- Your objective -
Select every line below containing the word "favicon".

(Dataset items)
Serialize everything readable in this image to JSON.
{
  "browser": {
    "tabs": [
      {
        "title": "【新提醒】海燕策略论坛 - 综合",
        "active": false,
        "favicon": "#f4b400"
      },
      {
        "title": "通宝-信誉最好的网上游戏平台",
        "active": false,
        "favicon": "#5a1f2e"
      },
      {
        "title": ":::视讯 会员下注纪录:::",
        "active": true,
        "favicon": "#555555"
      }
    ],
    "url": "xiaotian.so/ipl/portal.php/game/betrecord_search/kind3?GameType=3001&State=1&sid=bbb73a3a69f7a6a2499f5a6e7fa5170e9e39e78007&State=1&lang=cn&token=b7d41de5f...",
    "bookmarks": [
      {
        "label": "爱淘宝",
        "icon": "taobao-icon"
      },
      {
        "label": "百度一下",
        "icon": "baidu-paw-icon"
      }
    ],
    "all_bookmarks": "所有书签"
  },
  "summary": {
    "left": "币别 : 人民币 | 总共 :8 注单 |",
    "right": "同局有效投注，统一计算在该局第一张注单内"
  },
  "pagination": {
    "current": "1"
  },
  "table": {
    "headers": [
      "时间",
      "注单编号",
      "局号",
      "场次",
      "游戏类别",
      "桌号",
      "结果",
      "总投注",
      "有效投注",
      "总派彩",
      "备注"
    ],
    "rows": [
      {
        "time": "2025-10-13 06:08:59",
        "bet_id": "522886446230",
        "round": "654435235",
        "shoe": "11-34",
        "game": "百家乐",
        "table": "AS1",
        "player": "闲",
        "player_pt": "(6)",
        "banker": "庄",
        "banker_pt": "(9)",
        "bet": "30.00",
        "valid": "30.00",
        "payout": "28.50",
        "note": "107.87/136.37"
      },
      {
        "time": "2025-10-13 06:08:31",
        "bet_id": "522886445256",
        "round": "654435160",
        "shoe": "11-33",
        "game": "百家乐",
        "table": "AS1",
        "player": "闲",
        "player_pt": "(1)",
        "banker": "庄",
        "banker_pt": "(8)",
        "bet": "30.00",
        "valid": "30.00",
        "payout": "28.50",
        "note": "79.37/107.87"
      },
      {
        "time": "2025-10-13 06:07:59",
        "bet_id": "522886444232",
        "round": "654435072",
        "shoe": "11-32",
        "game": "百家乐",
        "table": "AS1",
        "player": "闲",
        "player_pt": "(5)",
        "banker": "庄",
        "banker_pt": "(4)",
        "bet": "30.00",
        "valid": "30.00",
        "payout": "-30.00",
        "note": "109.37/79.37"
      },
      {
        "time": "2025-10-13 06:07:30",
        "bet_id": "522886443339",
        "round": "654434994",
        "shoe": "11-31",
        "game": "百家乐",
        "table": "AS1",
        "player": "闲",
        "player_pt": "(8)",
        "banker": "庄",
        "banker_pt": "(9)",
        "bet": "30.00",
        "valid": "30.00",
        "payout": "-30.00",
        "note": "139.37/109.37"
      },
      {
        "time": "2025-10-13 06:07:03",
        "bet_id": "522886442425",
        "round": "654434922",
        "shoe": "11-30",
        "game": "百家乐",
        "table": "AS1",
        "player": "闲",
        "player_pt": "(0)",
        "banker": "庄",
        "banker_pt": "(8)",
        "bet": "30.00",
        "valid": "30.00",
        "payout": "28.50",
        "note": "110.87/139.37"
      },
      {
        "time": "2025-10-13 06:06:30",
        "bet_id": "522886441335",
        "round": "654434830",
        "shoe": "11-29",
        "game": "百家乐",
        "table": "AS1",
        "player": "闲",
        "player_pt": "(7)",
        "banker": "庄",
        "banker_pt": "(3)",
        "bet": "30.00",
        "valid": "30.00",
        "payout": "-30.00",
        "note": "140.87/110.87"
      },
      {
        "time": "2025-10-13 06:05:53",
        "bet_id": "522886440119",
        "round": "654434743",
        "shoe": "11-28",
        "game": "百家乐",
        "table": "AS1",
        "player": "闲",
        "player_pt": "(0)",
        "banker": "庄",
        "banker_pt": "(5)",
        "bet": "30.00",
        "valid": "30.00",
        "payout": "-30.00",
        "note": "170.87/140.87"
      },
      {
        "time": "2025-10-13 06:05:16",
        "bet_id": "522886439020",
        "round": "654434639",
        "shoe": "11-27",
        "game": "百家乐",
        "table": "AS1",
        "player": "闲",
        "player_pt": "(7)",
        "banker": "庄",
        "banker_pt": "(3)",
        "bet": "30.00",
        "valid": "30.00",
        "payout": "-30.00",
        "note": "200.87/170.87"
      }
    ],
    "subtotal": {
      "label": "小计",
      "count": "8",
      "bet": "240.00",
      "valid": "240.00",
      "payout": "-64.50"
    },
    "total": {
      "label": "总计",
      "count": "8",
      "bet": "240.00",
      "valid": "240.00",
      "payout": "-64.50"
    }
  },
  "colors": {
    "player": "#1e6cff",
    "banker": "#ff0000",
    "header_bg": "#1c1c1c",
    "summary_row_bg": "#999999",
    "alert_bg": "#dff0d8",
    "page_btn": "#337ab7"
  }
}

- The completed task -
        "favicon": "#f4b400"
        "favicon": "#5a1f2e"
        "favicon": "#555555"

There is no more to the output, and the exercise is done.